TASK PROMPT | Identify the lines that contain the string "subtitle" and copy all of them.

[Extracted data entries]
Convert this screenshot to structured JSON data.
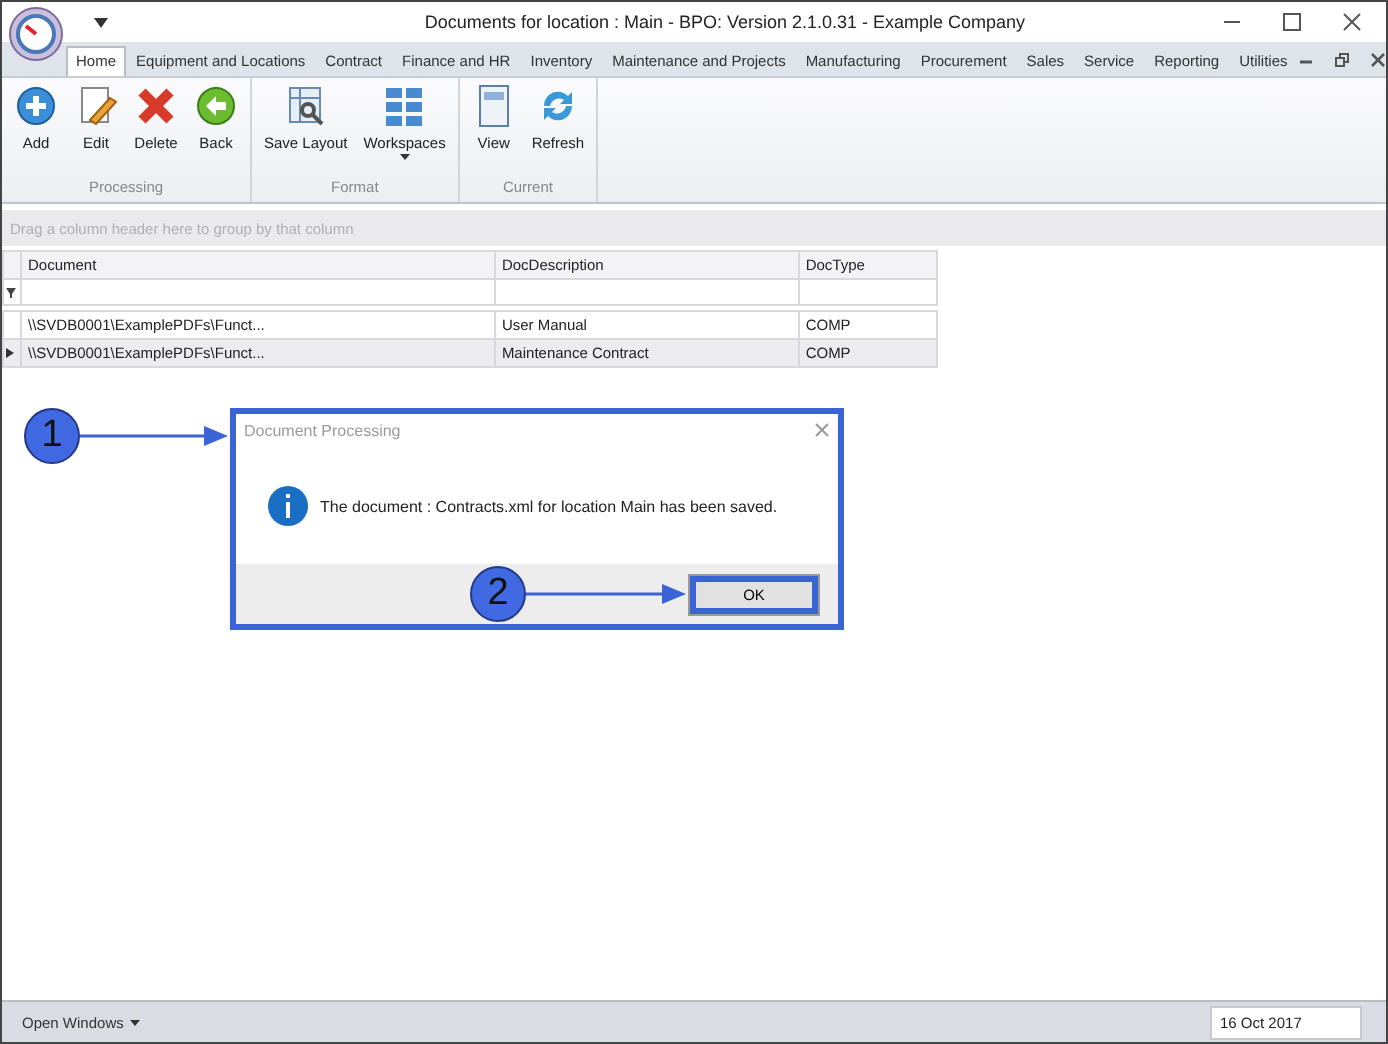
{
  "window": {
    "title": "Documents for location : Main - BPO: Version 2.1.0.31 - Example Company"
  },
  "tabs": [
    {
      "label": "Home",
      "selected": true
    },
    {
      "label": "Equipment and Locations",
      "selected": false
    },
    {
      "label": "Contract",
      "selected": false
    },
    {
      "label": "Finance and HR",
      "selected": false
    },
    {
      "label": "Inventory",
      "selected": false
    },
    {
      "label": "Maintenance and Projects",
      "selected": false
    },
    {
      "label": "Manufacturing",
      "selected": false
    },
    {
      "label": "Procurement",
      "selected": false
    },
    {
      "label": "Sales",
      "selected": false
    },
    {
      "label": "Service",
      "selected": false
    },
    {
      "label": "Reporting",
      "selected": false
    },
    {
      "label": "Utilities",
      "selected": false
    }
  ],
  "ribbon_groups": [
    {
      "label": "Processing",
      "buttons": [
        {
          "label": "Add",
          "dropdown": false
        },
        {
          "label": "Edit",
          "dropdown": false
        },
        {
          "label": "Delete",
          "dropdown": false
        },
        {
          "label": "Back",
          "dropdown": false
        }
      ]
    },
    {
      "label": "Format",
      "buttons": [
        {
          "label": "Save Layout",
          "dropdown": false
        },
        {
          "label": "Workspaces",
          "dropdown": true
        }
      ]
    },
    {
      "label": "Current",
      "buttons": [
        {
          "label": "View",
          "dropdown": false
        },
        {
          "label": "Refresh",
          "dropdown": false
        }
      ]
    }
  ],
  "grid": {
    "group_panel_hint": "Drag a column header here to group by that column",
    "columns": [
      "Document",
      "DocDescription",
      "DocType"
    ],
    "rows": [
      {
        "cells": [
          "\\\\SVDB0001\\ExamplePDFs\\Funct...",
          "User Manual",
          "COMP"
        ],
        "selected": false
      },
      {
        "cells": [
          "\\\\SVDB0001\\ExamplePDFs\\Funct...",
          "Maintenance Contract",
          "COMP"
        ],
        "selected": true
      }
    ]
  },
  "dialog": {
    "title": "Document Processing",
    "message": "The document : Contracts.xml for location Main has been saved.",
    "button": "OK"
  },
  "callouts": [
    "1",
    "2"
  ],
  "status_bar": {
    "open_windows": "Open Windows",
    "date": "16 Oct 2017"
  }
}
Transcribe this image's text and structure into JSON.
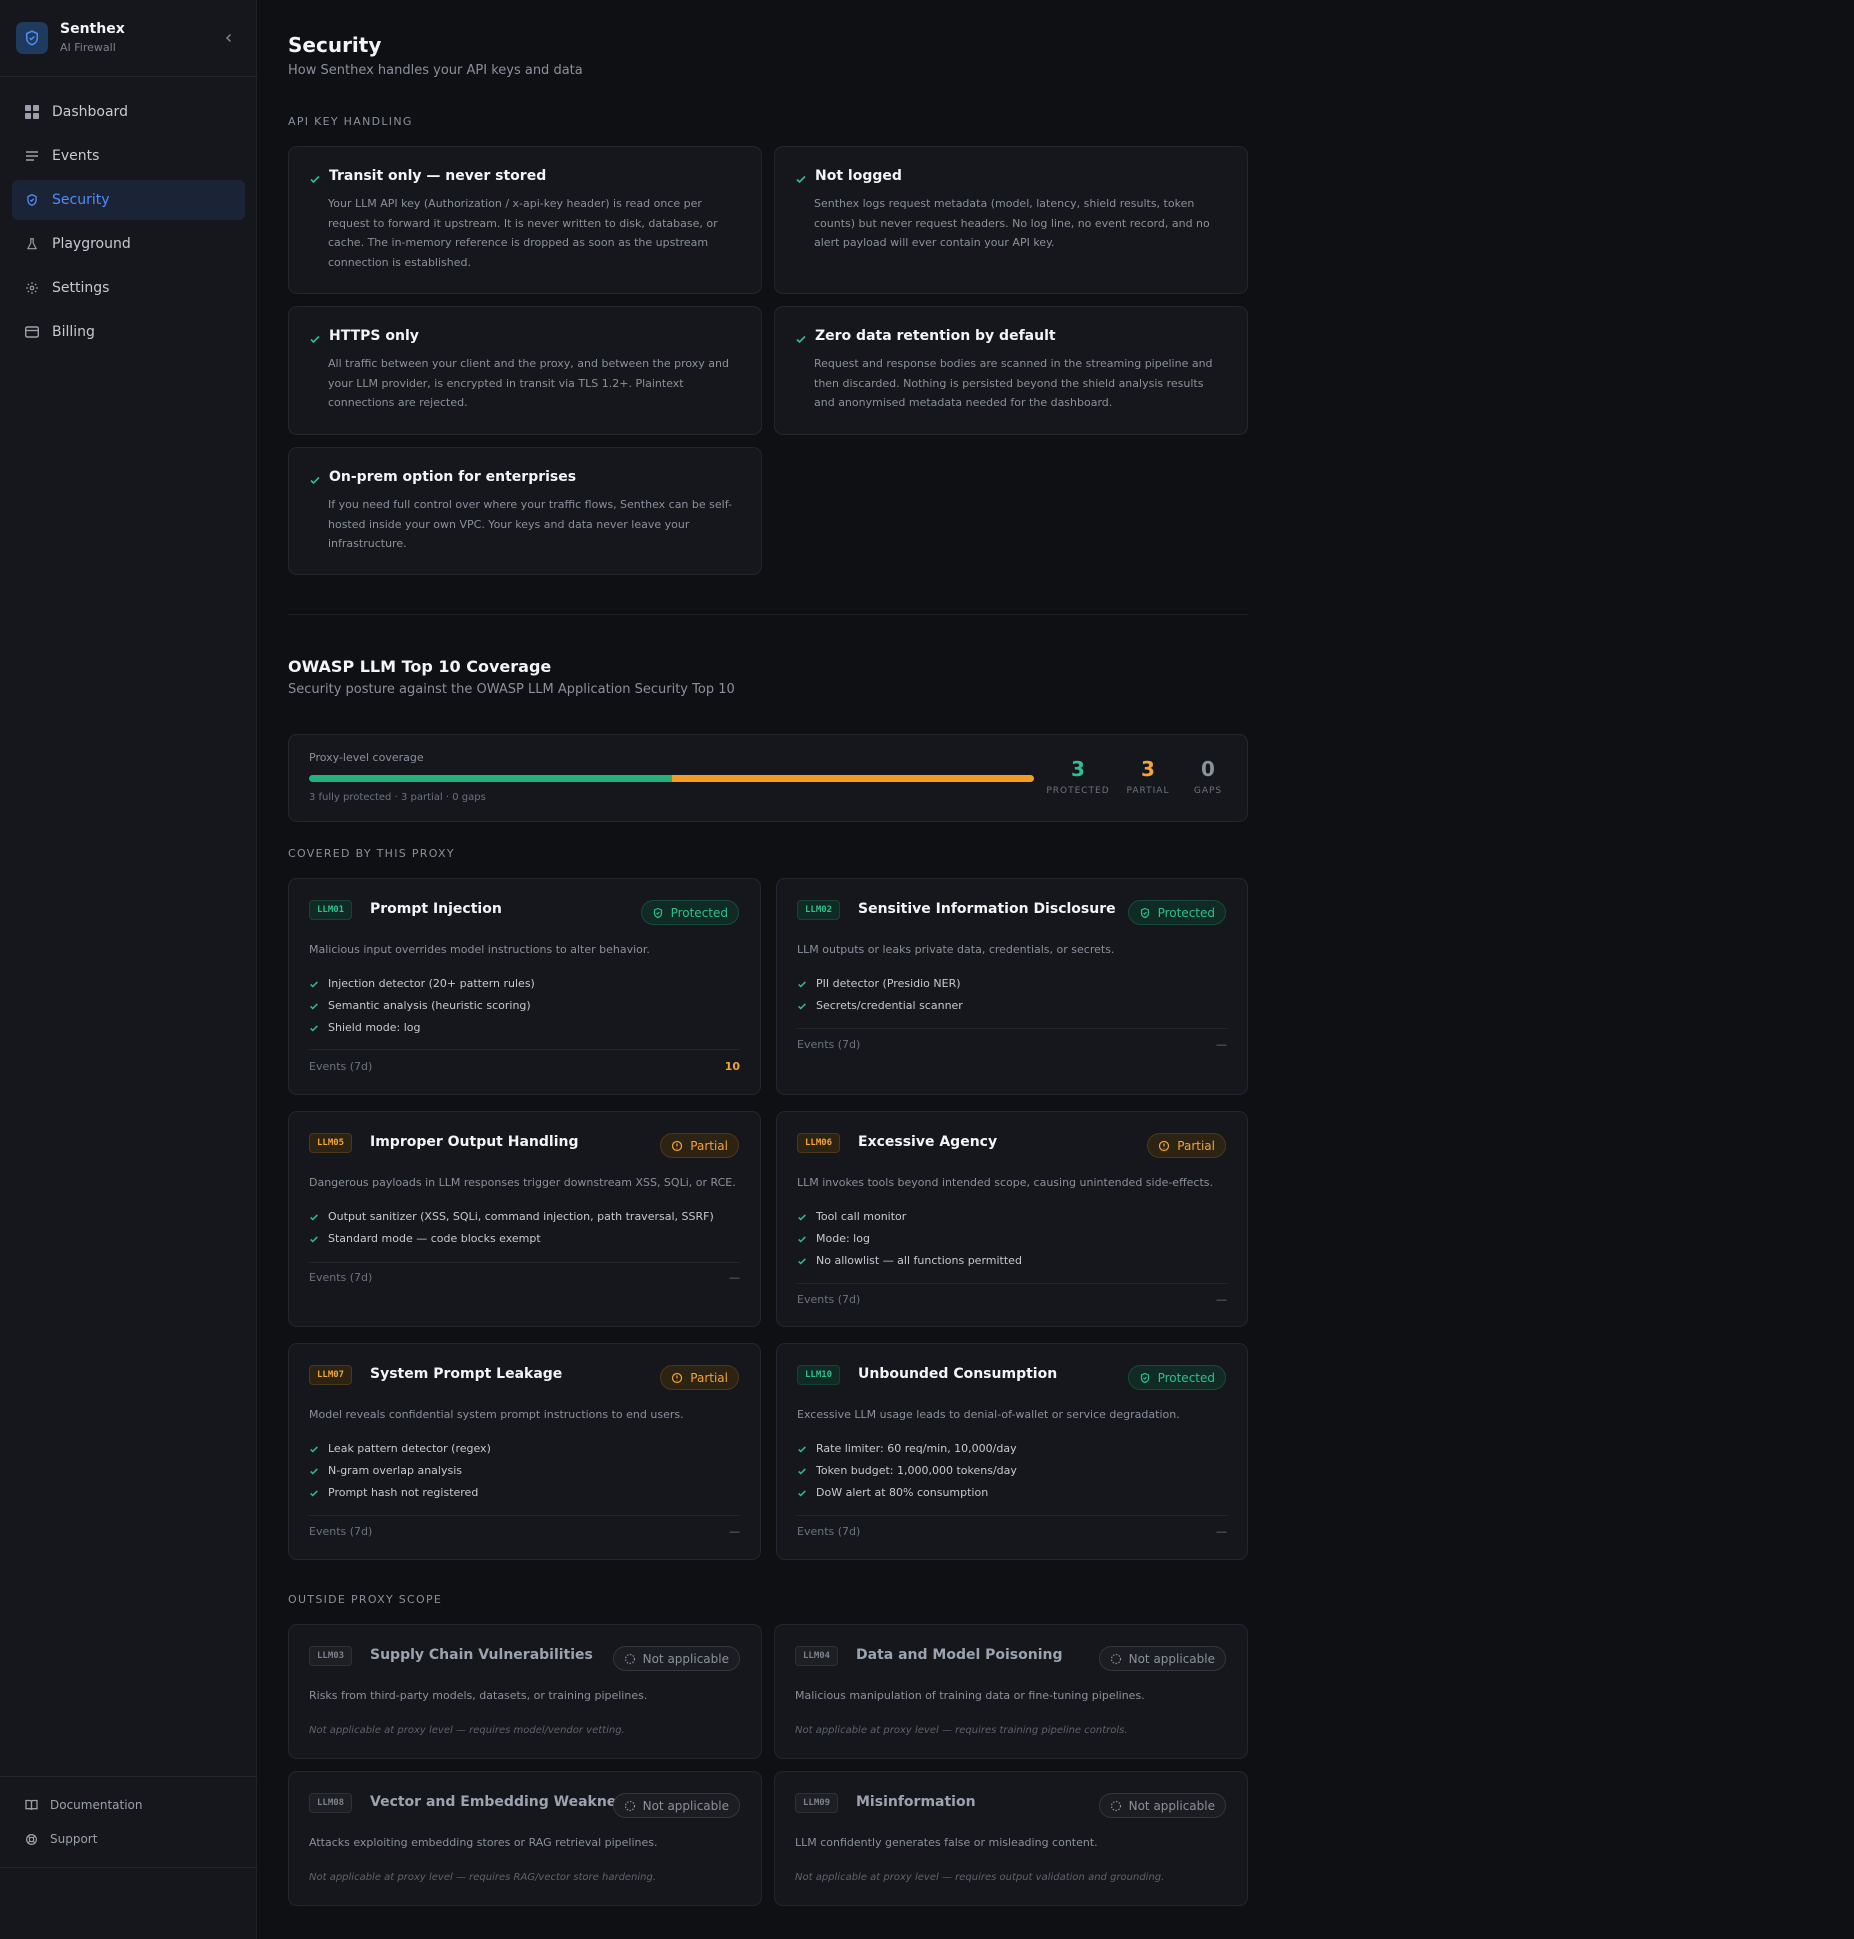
{
  "brand": {
    "name": "Senthex",
    "subtitle": "AI Firewall"
  },
  "nav": [
    {
      "label": "Dashboard",
      "icon": "grid-icon"
    },
    {
      "label": "Events",
      "icon": "list-icon"
    },
    {
      "label": "Security",
      "icon": "shield-icon",
      "active": true
    },
    {
      "label": "Playground",
      "icon": "flask-icon"
    },
    {
      "label": "Settings",
      "icon": "gear-icon"
    },
    {
      "label": "Billing",
      "icon": "card-icon"
    }
  ],
  "footer_nav": [
    {
      "label": "Documentation",
      "icon": "book-icon"
    },
    {
      "label": "Support",
      "icon": "lifebuoy-icon"
    }
  ],
  "page": {
    "title": "Security",
    "subtitle": "How Senthex handles your API keys and data"
  },
  "api_key_handling": {
    "label": "API KEY HANDLING",
    "items": [
      {
        "title": "Transit only — never stored",
        "desc": "Your LLM API key (Authorization / x-api-key header) is read once per request to forward it upstream. It is never written to disk, database, or cache. The in-memory reference is dropped as soon as the upstream connection is established."
      },
      {
        "title": "Not logged",
        "desc": "Senthex logs request metadata (model, latency, shield results, token counts) but never request headers. No log line, no event record, and no alert payload will ever contain your API key."
      },
      {
        "title": "HTTPS only",
        "desc": "All traffic between your client and the proxy, and between the proxy and your LLM provider, is encrypted in transit via TLS 1.2+. Plaintext connections are rejected."
      },
      {
        "title": "Zero data retention by default",
        "desc": "Request and response bodies are scanned in the streaming pipeline and then discarded. Nothing is persisted beyond the shield analysis results and anonymised metadata needed for the dashboard."
      },
      {
        "title": "On-prem option for enterprises",
        "desc": "If you need full control over where your traffic flows, Senthex can be self-hosted inside your own VPC. Your keys and data never leave your infrastructure."
      }
    ]
  },
  "owasp": {
    "title": "OWASP LLM Top 10 Coverage",
    "subtitle": "Security posture against the OWASP LLM Application Security Top 10",
    "coverage": {
      "label": "Proxy-level coverage",
      "summary": "3 fully protected · 3 partial · 0 gaps",
      "protected_fraction": 0.5,
      "partial_fraction": 0.5,
      "stats": [
        {
          "value": "3",
          "label": "PROTECTED",
          "color": "#2fbf8f"
        },
        {
          "value": "3",
          "label": "PARTIAL",
          "color": "#f0a43a"
        },
        {
          "value": "0",
          "label": "GAPS",
          "color": "#8a909c"
        }
      ]
    },
    "covered_label": "COVERED BY THIS PROXY",
    "covered": [
      {
        "code": "LLM01",
        "title": "Prompt Injection",
        "status": "Protected",
        "tone": "green",
        "desc": "Malicious input overrides model instructions to alter behavior.",
        "features": [
          "Injection detector (20+ pattern rules)",
          "Semantic analysis (heuristic scoring)",
          "Shield mode: log"
        ],
        "events_label": "Events (7d)",
        "events_value": "10"
      },
      {
        "code": "LLM02",
        "title": "Sensitive Information Disclosure",
        "status": "Protected",
        "tone": "green",
        "desc": "LLM outputs or leaks private data, credentials, or secrets.",
        "features": [
          "PII detector (Presidio NER)",
          "Secrets/credential scanner"
        ],
        "events_label": "Events (7d)",
        "events_value": "—"
      },
      {
        "code": "LLM05",
        "title": "Improper Output Handling",
        "status": "Partial",
        "tone": "amber",
        "desc": "Dangerous payloads in LLM responses trigger downstream XSS, SQLi, or RCE.",
        "features": [
          "Output sanitizer (XSS, SQLi, command injection, path traversal, SSRF)",
          "Standard mode — code blocks exempt"
        ],
        "events_label": "Events (7d)",
        "events_value": "—"
      },
      {
        "code": "LLM06",
        "title": "Excessive Agency",
        "status": "Partial",
        "tone": "amber",
        "desc": "LLM invokes tools beyond intended scope, causing unintended side-effects.",
        "features": [
          "Tool call monitor",
          "Mode: log",
          "No allowlist — all functions permitted"
        ],
        "events_label": "Events (7d)",
        "events_value": "—"
      },
      {
        "code": "LLM07",
        "title": "System Prompt Leakage",
        "status": "Partial",
        "tone": "amber",
        "desc": "Model reveals confidential system prompt instructions to end users.",
        "features": [
          "Leak pattern detector (regex)",
          "N-gram overlap analysis",
          "Prompt hash not registered"
        ],
        "events_label": "Events (7d)",
        "events_value": "—"
      },
      {
        "code": "LLM10",
        "title": "Unbounded Consumption",
        "status": "Protected",
        "tone": "green",
        "desc": "Excessive LLM usage leads to denial-of-wallet or service degradation.",
        "features": [
          "Rate limiter: 60 req/min, 10,000/day",
          "Token budget: 1,000,000 tokens/day",
          "DoW alert at 80% consumption"
        ],
        "events_label": "Events (7d)",
        "events_value": "—"
      }
    ],
    "outside_label": "OUTSIDE PROXY SCOPE",
    "outside": [
      {
        "code": "LLM03",
        "title": "Supply Chain Vulnerabilities",
        "status": "Not applicable",
        "desc": "Risks from third-party models, datasets, or training pipelines.",
        "note": "Not applicable at proxy level — requires model/vendor vetting."
      },
      {
        "code": "LLM04",
        "title": "Data and Model Poisoning",
        "status": "Not applicable",
        "desc": "Malicious manipulation of training data or fine-tuning pipelines.",
        "note": "Not applicable at proxy level — requires training pipeline controls."
      },
      {
        "code": "LLM08",
        "title": "Vector and Embedding Weaknesses",
        "status": "Not applicable",
        "desc": "Attacks exploiting embedding stores or RAG retrieval pipelines.",
        "note": "Not applicable at proxy level — requires RAG/vector store hardening."
      },
      {
        "code": "LLM09",
        "title": "Misinformation",
        "status": "Not applicable",
        "desc": "LLM confidently generates false or misleading content.",
        "note": "Not applicable at proxy level — requires output validation and grounding."
      }
    ]
  },
  "colors": {
    "accent": "#4f8df7",
    "protected": "#2fbf8f",
    "partial": "#f0a43a"
  }
}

CORRECT OUTPUT |
    "subtitle": "AI Firewall"
    "subtitle": "How Senthex handles your API keys and data"
    "subtitle": "Security posture against the OWASP LLM Application Security Top 10",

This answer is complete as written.